-- START Input material --

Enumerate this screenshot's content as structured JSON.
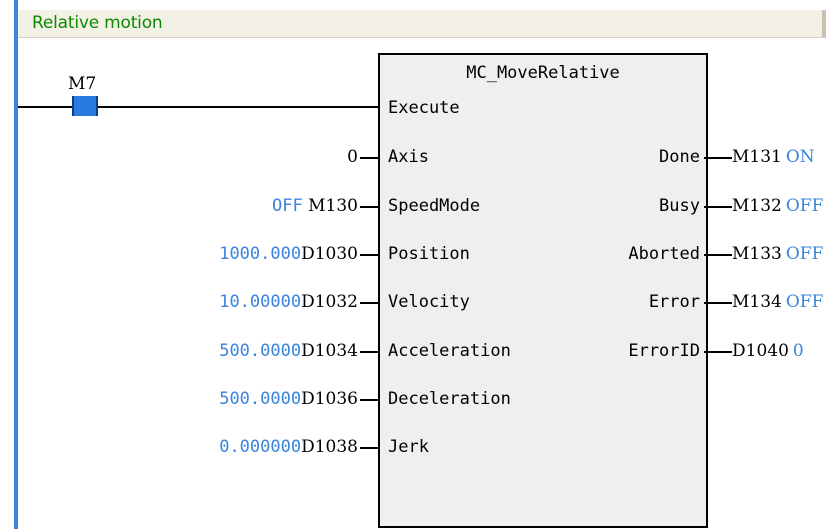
{
  "rung": {
    "title": "Relative motion"
  },
  "contact": {
    "label": "M7"
  },
  "function_block": {
    "name": "MC_MoveRelative",
    "inputs": [
      {
        "pin": "Execute"
      },
      {
        "pin": "Axis",
        "const": "0"
      },
      {
        "pin": "SpeedMode",
        "value": "OFF",
        "address": "M130"
      },
      {
        "pin": "Position",
        "value": "1000.000",
        "address": "D1030"
      },
      {
        "pin": "Velocity",
        "value": "10.00000",
        "address": "D1032"
      },
      {
        "pin": "Acceleration",
        "value": "500.0000",
        "address": "D1034"
      },
      {
        "pin": "Deceleration",
        "value": "500.0000",
        "address": "D1036"
      },
      {
        "pin": "Jerk",
        "value": "0.000000",
        "address": "D1038"
      }
    ],
    "outputs": [
      {
        "pin": "Done",
        "address": "M131",
        "value": "ON"
      },
      {
        "pin": "Busy",
        "address": "M132",
        "value": "OFF"
      },
      {
        "pin": "Aborted",
        "address": "M133",
        "value": "OFF"
      },
      {
        "pin": "Error",
        "address": "M134",
        "value": "OFF"
      },
      {
        "pin": "ErrorID",
        "address": "D1040",
        "value": "0"
      }
    ]
  },
  "colors": {
    "value": "#3a84e0",
    "contact": "#2a7be0",
    "title": "#0a8a00"
  }
}
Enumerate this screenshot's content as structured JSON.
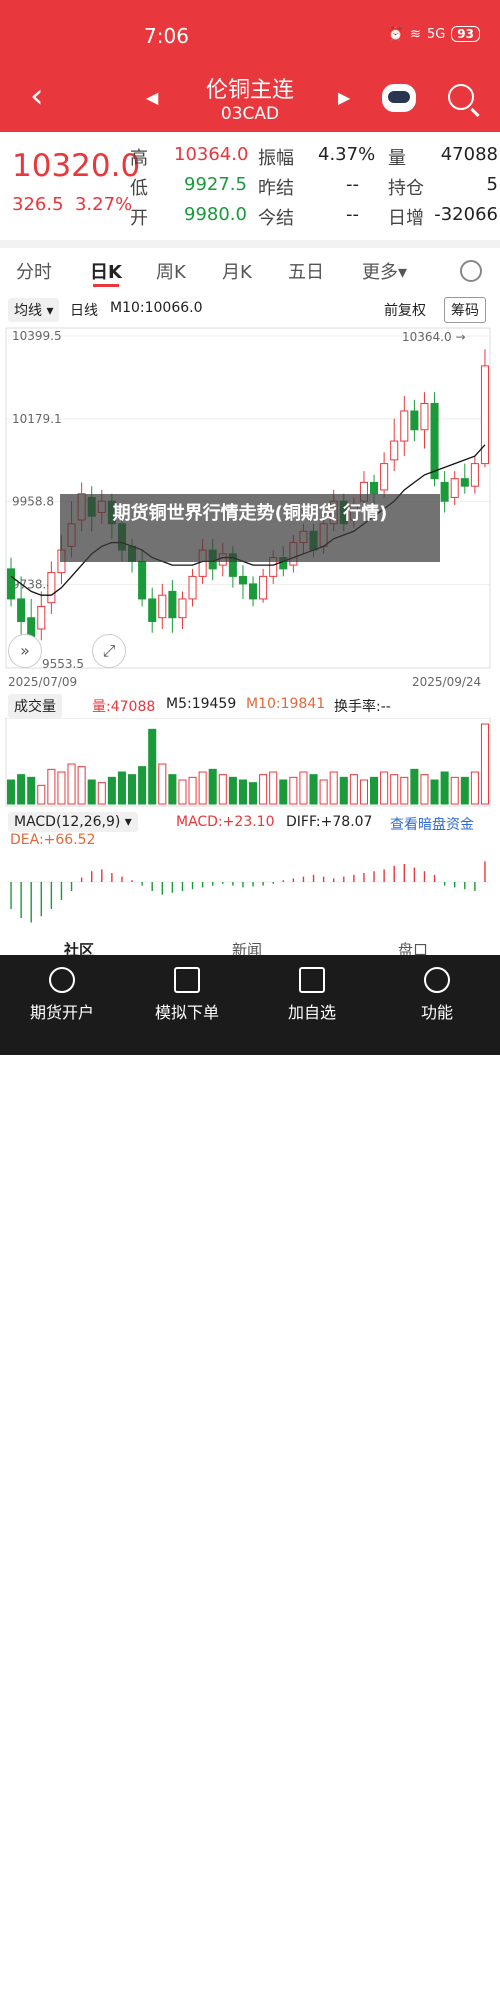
{
  "status": {
    "time": "7:06",
    "battery": "93",
    "signal": "5G"
  },
  "header": {
    "title": "伦铜主连",
    "code": "03CAD"
  },
  "quote": {
    "price": "10320.0",
    "change": "326.5",
    "change_pct": "3.27%",
    "high_label": "高",
    "high": "10364.0",
    "low_label": "低",
    "low": "9927.5",
    "open_label": "开",
    "open": "9980.0",
    "amp_label": "振幅",
    "amp": "4.37%",
    "settle_label": "昨结",
    "settle": "--",
    "today_settle_label": "今结",
    "today_settle": "--",
    "vol_label": "量",
    "vol": "47088",
    "oi_label": "持仓",
    "oi": "5",
    "daily_label": "日增",
    "daily": "-32066"
  },
  "tabs": [
    "分时",
    "日K",
    "周K",
    "月K",
    "五日",
    "更多▾"
  ],
  "chart_toolbar": {
    "ma_select": "均线 ▾",
    "line": "日线",
    "ma10": "M10:10066.0",
    "adjust": "前复权",
    "chips": "筹码"
  },
  "chart_data": {
    "type": "candlestick",
    "y_ticks": [
      "10399.5",
      "10179.1",
      "9958.8",
      "9738.4"
    ],
    "ylim": [
      9553.5,
      10399.5
    ],
    "high_marker": "10364.0",
    "low_marker": "9553.5",
    "date_start": "2025/07/09",
    "date_end": "2025/09/24",
    "candles": [
      [
        9780,
        9700,
        9810,
        9680
      ],
      [
        9700,
        9640,
        9760,
        9600
      ],
      [
        9650,
        9600,
        9700,
        9570
      ],
      [
        9620,
        9680,
        9720,
        9590
      ],
      [
        9690,
        9770,
        9800,
        9660
      ],
      [
        9770,
        9830,
        9870,
        9740
      ],
      [
        9840,
        9900,
        9960,
        9810
      ],
      [
        9910,
        9980,
        10010,
        9880
      ],
      [
        9970,
        9920,
        10000,
        9880
      ],
      [
        9930,
        9960,
        9990,
        9900
      ],
      [
        9960,
        9900,
        9980,
        9860
      ],
      [
        9900,
        9830,
        9920,
        9800
      ],
      [
        9840,
        9800,
        9860,
        9770
      ],
      [
        9800,
        9700,
        9830,
        9680
      ],
      [
        9700,
        9640,
        9730,
        9610
      ],
      [
        9650,
        9710,
        9740,
        9620
      ],
      [
        9720,
        9650,
        9750,
        9610
      ],
      [
        9650,
        9700,
        9720,
        9620
      ],
      [
        9700,
        9760,
        9780,
        9680
      ],
      [
        9760,
        9830,
        9860,
        9740
      ],
      [
        9830,
        9780,
        9860,
        9750
      ],
      [
        9790,
        9820,
        9850,
        9760
      ],
      [
        9820,
        9760,
        9840,
        9730
      ],
      [
        9760,
        9740,
        9790,
        9700
      ],
      [
        9740,
        9700,
        9760,
        9680
      ],
      [
        9700,
        9760,
        9780,
        9690
      ],
      [
        9760,
        9810,
        9830,
        9740
      ],
      [
        9810,
        9780,
        9840,
        9760
      ],
      [
        9790,
        9850,
        9870,
        9770
      ],
      [
        9850,
        9880,
        9900,
        9820
      ],
      [
        9880,
        9830,
        9900,
        9810
      ],
      [
        9840,
        9900,
        9920,
        9820
      ],
      [
        9900,
        9960,
        9990,
        9880
      ],
      [
        9960,
        9900,
        9980,
        9880
      ],
      [
        9910,
        9950,
        9970,
        9890
      ],
      [
        9960,
        10010,
        10040,
        9940
      ],
      [
        10010,
        9980,
        10030,
        9950
      ],
      [
        9990,
        10060,
        10090,
        9970
      ],
      [
        10070,
        10120,
        10180,
        10040
      ],
      [
        10120,
        10200,
        10240,
        10080
      ],
      [
        10200,
        10150,
        10230,
        10120
      ],
      [
        10150,
        10220,
        10250,
        10100
      ],
      [
        10220,
        10020,
        10250,
        10000
      ],
      [
        10010,
        9960,
        10040,
        9930
      ],
      [
        9970,
        10020,
        10040,
        9950
      ],
      [
        10020,
        10000,
        10060,
        9980
      ],
      [
        10000,
        10060,
        10080,
        9980
      ],
      [
        10060,
        10320,
        10364,
        10050
      ]
    ],
    "ma_series": [
      9760,
      9740,
      9720,
      9710,
      9710,
      9730,
      9760,
      9790,
      9820,
      9840,
      9850,
      9850,
      9840,
      9830,
      9810,
      9800,
      9790,
      9790,
      9790,
      9800,
      9800,
      9810,
      9810,
      9800,
      9790,
      9790,
      9790,
      9800,
      9810,
      9820,
      9830,
      9840,
      9860,
      9870,
      9880,
      9900,
      9920,
      9940,
      9960,
      9990,
      10010,
      10030,
      10040,
      10050,
      10060,
      10070,
      10080,
      10110
    ],
    "volume": {
      "label": "成交量",
      "vol": "量:47088",
      "m5": "M5:19459",
      "m10": "M10:19841",
      "turnover": "换手率:--",
      "values": [
        18,
        22,
        20,
        14,
        26,
        24,
        30,
        28,
        18,
        16,
        20,
        24,
        22,
        28,
        56,
        30,
        22,
        18,
        20,
        24,
        26,
        22,
        20,
        18,
        16,
        22,
        24,
        18,
        20,
        24,
        22,
        18,
        24,
        20,
        22,
        18,
        20,
        24,
        22,
        20,
        26,
        22,
        18,
        24,
        20,
        20,
        24,
        60
      ]
    },
    "macd": {
      "label": "MACD(12,26,9) ▾",
      "macd": "MACD:+23.10",
      "diff": "DIFF:+78.07",
      "dea": "DEA:+66.52",
      "hist": [
        -30,
        -40,
        -45,
        -38,
        -30,
        -20,
        -10,
        5,
        12,
        14,
        10,
        6,
        2,
        -4,
        -10,
        -14,
        -12,
        -10,
        -8,
        -6,
        -4,
        -2,
        -4,
        -6,
        -5,
        -4,
        -2,
        2,
        4,
        6,
        8,
        6,
        4,
        6,
        8,
        10,
        12,
        14,
        18,
        20,
        16,
        12,
        8,
        -4,
        -6,
        -8,
        -10,
        23
      ]
    }
  },
  "links": {
    "dark_pool": "查看暗盘资金"
  },
  "watermark": "期货铜世界行情走势(铜期货 行情)",
  "peek_tabs": [
    "社区",
    "新闻",
    "盘口"
  ],
  "bottom_nav": [
    {
      "label": "期货开户",
      "icon": "compass-icon"
    },
    {
      "label": "模拟下单",
      "icon": "document-icon"
    },
    {
      "label": "加自选",
      "icon": "plus-box-icon"
    },
    {
      "label": "功能",
      "icon": "menu-circle-icon"
    }
  ],
  "colors": {
    "accent": "#e8383d",
    "down": "#1a9a3a",
    "link": "#2f6bd8",
    "ma": "#111111",
    "dea": "#e06a3a"
  }
}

-- END Input material --

Required task: Search the data for the string "title" and copy each line where it appears.

The output:
    "title": "Relative motion"
    "title": "#0a8a00"
    "title": "伦铜主连",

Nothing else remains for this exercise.